(WORK INSTRUCTION):
In the WildFly-Camel overview below, reproduce word for word the passage starting at "Provides Apache Camel" and ending at "up and running.".

© 2016 The original authors.
Provides Apache Camel integration with the WildFly Application Server.
The WildFly-Camel subsystem allows you to add Camel Routes as part of the WildFly configuration. Routes can be deployed as part of JavaEE applications. JavaEE components can access the Camel Core API and various Camel Component APIs.
Your Enterprise Integration Solution can be architected as a combination of JavaEE and Camel functionality.
1. Getting Started
This chapter takes you through the first steps of getting WildFly-Camel and provides the initial pointers to get up and running.
Download the Distribution
WildFly-Camel is distributed as
-
WildFly Patch - wildfly-camel-patch
-
Docker Image - wildflyext/wildfly-camel
Installing the Camel Subsystem
Simply unpack the provided patch into the a supported WildFly installation. For possible WildFly target versions, see the compatibility page.

(Extracted data entries):
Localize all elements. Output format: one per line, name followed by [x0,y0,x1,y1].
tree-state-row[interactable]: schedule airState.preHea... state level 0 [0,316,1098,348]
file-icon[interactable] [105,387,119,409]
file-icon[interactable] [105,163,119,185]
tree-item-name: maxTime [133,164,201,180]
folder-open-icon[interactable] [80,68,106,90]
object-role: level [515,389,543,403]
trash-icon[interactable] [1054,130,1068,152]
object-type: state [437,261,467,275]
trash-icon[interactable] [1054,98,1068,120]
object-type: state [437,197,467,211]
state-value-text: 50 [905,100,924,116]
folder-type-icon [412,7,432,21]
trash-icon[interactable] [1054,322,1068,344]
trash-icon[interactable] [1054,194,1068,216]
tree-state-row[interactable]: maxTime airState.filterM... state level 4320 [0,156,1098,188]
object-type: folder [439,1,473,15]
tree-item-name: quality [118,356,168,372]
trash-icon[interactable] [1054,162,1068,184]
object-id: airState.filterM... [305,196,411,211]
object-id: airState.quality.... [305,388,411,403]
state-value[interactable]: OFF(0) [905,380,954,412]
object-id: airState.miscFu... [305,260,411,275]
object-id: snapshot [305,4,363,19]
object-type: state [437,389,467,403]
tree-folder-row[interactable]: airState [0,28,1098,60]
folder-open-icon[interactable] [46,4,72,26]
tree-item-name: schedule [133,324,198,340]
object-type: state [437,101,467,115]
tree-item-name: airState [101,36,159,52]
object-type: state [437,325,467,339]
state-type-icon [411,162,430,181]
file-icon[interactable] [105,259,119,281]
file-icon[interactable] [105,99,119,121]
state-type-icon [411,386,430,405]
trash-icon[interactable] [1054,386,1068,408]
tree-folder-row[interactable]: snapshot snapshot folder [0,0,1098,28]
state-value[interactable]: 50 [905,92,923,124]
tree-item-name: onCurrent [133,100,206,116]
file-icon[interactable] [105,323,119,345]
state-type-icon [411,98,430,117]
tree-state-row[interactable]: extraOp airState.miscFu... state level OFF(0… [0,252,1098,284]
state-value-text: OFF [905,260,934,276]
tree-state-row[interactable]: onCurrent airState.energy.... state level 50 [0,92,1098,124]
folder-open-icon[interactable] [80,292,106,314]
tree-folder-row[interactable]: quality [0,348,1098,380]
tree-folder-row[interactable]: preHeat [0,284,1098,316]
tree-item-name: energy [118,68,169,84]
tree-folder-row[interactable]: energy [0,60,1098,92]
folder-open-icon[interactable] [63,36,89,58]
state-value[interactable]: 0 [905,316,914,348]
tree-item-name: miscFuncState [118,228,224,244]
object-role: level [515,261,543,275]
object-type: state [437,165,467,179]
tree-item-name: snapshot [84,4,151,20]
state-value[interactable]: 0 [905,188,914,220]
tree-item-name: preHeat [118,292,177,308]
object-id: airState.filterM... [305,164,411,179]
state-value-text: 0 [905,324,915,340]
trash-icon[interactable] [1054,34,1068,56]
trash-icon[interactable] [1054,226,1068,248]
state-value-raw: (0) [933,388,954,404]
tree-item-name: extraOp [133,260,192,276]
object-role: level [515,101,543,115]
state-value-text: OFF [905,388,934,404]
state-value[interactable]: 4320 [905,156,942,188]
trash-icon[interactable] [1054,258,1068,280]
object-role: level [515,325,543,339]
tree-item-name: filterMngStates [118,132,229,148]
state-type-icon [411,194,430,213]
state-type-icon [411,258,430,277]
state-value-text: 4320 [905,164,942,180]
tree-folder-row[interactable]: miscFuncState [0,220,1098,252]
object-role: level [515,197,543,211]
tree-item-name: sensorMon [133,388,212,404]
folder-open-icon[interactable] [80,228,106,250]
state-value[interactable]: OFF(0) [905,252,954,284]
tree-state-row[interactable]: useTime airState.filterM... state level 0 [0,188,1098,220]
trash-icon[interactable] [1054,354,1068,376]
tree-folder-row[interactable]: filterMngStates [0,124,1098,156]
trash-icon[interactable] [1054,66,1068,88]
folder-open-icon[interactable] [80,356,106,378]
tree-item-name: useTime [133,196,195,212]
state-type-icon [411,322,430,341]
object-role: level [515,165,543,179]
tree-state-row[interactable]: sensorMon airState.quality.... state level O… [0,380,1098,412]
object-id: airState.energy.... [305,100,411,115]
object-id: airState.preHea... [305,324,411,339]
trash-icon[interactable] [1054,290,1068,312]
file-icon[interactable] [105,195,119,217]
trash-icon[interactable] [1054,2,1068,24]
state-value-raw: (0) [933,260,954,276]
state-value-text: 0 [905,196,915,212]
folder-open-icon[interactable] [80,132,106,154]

(THE COMPLETED TASK):
Provides Apache Camel integration with the WildFly Application Server.
The WildFly-Camel subsystem allows you to add Camel Routes as part of the WildFly configuration. Routes can be deployed as part of JavaEE applications. JavaEE components can access the Camel Core API and various Camel Component APIs.
Your Enterprise Integration Solution can be architected as a combination of JavaEE and Camel functionality.
1. Getting Started
This chapter takes you through the first steps of getting WildFly-Camel and provides the initial pointers to get up and running.